Data records:
____________________

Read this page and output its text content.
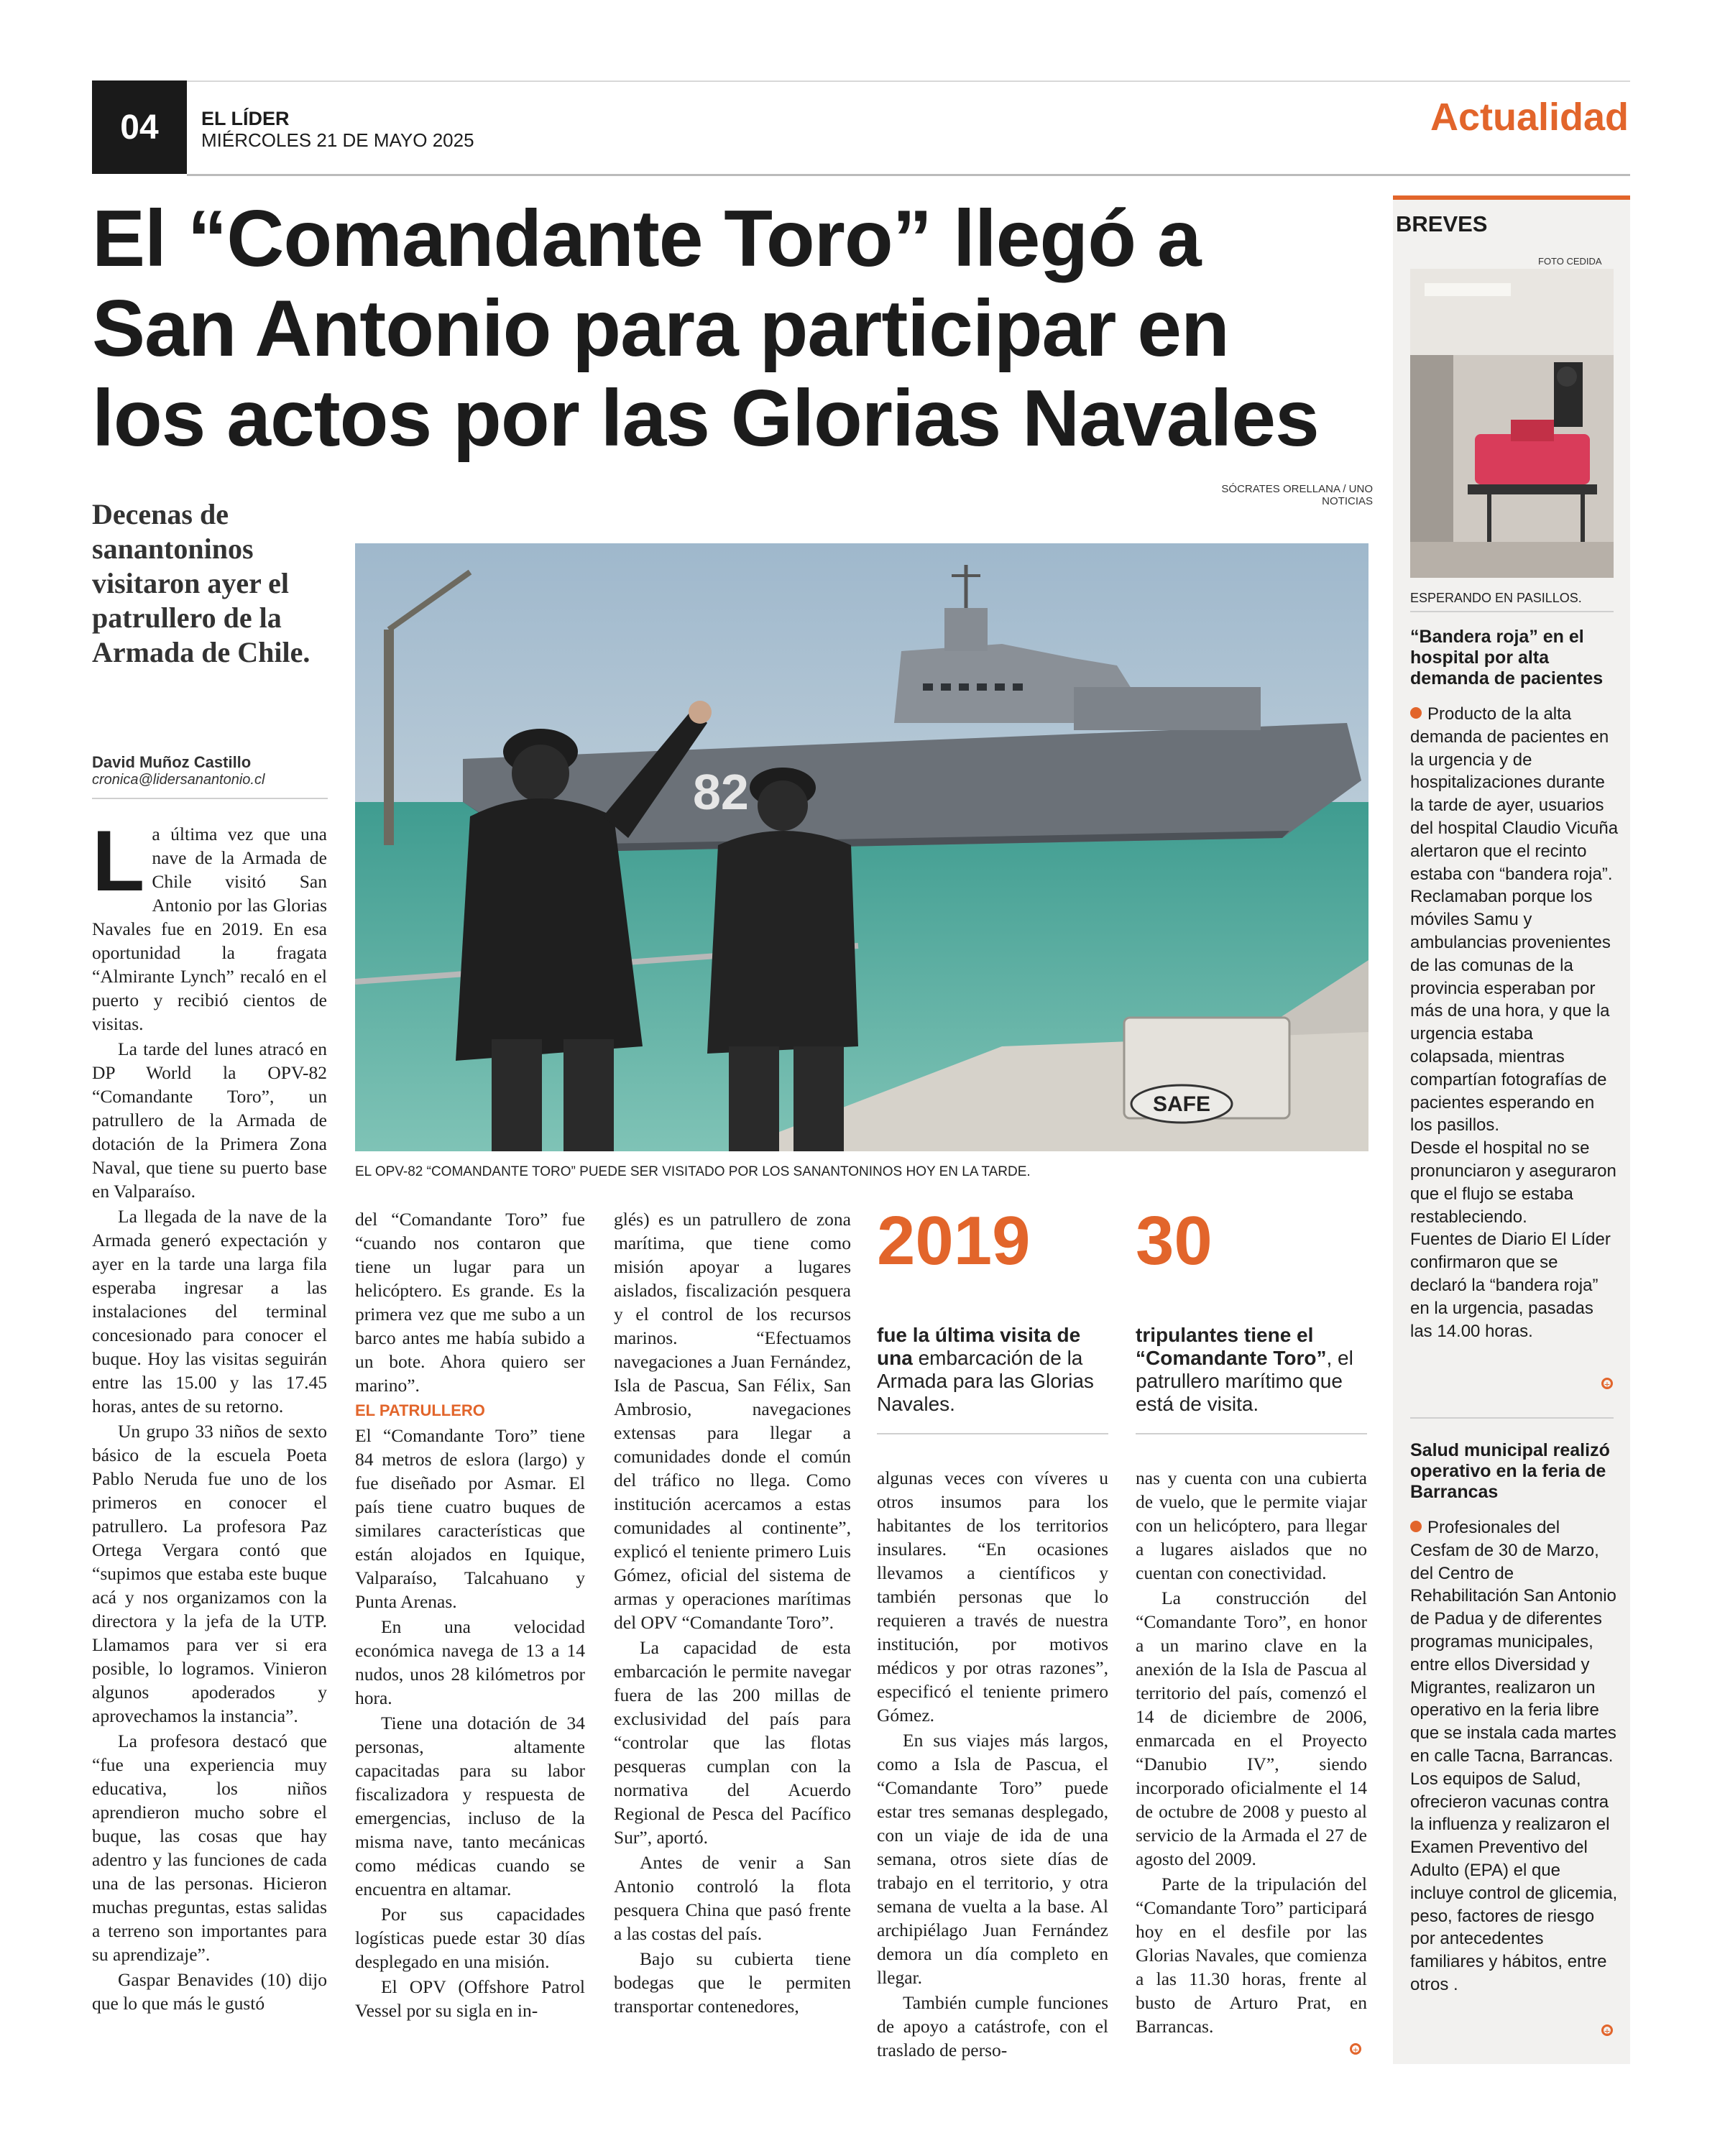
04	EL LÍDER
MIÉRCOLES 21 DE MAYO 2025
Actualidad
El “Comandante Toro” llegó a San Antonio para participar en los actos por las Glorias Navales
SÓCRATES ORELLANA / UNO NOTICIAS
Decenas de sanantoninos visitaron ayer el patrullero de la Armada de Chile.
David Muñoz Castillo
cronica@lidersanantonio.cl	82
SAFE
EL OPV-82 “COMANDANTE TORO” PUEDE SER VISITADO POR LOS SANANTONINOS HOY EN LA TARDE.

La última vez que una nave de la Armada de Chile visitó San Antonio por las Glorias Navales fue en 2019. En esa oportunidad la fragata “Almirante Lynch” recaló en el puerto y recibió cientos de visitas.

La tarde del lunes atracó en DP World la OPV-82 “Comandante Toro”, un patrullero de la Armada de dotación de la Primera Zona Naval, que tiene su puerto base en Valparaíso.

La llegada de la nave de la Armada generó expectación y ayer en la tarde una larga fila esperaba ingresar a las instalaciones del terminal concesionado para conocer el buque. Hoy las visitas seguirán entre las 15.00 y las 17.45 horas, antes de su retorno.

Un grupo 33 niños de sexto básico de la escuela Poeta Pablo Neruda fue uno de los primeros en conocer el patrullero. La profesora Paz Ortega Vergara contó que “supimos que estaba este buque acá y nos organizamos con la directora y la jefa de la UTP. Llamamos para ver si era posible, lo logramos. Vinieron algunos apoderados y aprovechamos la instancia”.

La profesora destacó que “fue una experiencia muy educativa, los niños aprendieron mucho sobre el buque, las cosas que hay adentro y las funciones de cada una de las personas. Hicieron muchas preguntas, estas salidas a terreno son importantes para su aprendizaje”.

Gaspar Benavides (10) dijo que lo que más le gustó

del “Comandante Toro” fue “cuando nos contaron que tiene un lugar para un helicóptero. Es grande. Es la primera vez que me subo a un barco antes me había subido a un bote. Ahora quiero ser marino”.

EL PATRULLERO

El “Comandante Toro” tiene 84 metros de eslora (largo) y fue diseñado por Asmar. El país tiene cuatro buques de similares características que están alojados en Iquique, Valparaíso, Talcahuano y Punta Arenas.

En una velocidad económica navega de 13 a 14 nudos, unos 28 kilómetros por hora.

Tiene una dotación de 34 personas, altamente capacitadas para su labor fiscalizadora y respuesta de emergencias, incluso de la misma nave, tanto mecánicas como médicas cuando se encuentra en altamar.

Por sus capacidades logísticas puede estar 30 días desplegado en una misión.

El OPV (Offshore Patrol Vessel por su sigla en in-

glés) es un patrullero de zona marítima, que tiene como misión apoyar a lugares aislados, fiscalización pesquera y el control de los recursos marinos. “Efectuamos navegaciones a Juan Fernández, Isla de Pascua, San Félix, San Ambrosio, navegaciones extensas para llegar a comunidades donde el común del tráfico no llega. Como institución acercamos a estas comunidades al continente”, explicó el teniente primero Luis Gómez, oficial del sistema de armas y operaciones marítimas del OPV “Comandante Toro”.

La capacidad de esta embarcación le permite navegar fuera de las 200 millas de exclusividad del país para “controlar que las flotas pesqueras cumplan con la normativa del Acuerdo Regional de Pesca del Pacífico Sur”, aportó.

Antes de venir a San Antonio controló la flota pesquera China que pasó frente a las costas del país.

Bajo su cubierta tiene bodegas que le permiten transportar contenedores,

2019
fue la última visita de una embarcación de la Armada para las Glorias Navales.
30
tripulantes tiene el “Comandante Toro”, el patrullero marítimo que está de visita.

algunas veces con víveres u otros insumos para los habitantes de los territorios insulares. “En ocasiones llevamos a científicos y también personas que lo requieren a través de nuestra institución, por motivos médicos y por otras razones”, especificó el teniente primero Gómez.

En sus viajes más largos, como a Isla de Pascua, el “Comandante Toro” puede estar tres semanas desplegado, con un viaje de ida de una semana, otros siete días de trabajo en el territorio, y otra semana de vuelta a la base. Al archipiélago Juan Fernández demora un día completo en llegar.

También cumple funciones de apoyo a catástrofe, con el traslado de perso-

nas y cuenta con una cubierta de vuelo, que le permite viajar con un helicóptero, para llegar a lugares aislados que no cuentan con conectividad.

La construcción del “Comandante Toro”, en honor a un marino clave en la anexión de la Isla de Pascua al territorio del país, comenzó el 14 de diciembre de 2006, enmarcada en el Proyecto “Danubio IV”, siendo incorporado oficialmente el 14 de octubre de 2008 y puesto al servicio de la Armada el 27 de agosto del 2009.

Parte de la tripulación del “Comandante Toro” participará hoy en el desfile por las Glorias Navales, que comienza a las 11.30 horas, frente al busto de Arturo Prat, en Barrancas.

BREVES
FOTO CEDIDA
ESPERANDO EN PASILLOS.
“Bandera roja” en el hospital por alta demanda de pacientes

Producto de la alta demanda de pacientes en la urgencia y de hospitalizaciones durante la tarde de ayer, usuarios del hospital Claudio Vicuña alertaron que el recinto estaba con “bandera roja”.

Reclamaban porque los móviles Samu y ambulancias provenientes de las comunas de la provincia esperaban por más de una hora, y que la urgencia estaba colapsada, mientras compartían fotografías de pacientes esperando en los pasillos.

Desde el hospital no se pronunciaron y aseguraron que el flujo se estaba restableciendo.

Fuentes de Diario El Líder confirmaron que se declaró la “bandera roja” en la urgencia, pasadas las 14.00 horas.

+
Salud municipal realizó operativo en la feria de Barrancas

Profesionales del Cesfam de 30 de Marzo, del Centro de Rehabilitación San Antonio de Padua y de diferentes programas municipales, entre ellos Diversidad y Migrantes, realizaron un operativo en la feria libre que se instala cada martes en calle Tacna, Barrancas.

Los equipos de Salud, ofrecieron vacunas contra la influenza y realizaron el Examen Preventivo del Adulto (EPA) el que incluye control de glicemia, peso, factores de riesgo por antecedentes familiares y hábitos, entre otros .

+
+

____________________

**What is needed:** Gather and copy every line of the data in which the string "aislados" is found.

**Response:**
glés) es un patrullero de zona marítima, que tiene como misión apoyar a lugares aislados, fiscalización pesquera y el control de los recursos marinos. “Efectuamos navegaciones a Juan Fernández, Isla de Pascua, San Félix, San Ambrosio, navegaciones extensas para llegar a comunidades donde el común del tráfico no llega. Como institución acercamos a estas comunidades al continente”, explicó el teniente primero Luis Gómez, oficial del sistema de armas y operaciones marítimas del OPV “Comandante Toro”.
nas y cuenta con una cubierta de vuelo, que le permite viajar con un helicóptero, para llegar a lugares aislados que no cuentan con conectividad.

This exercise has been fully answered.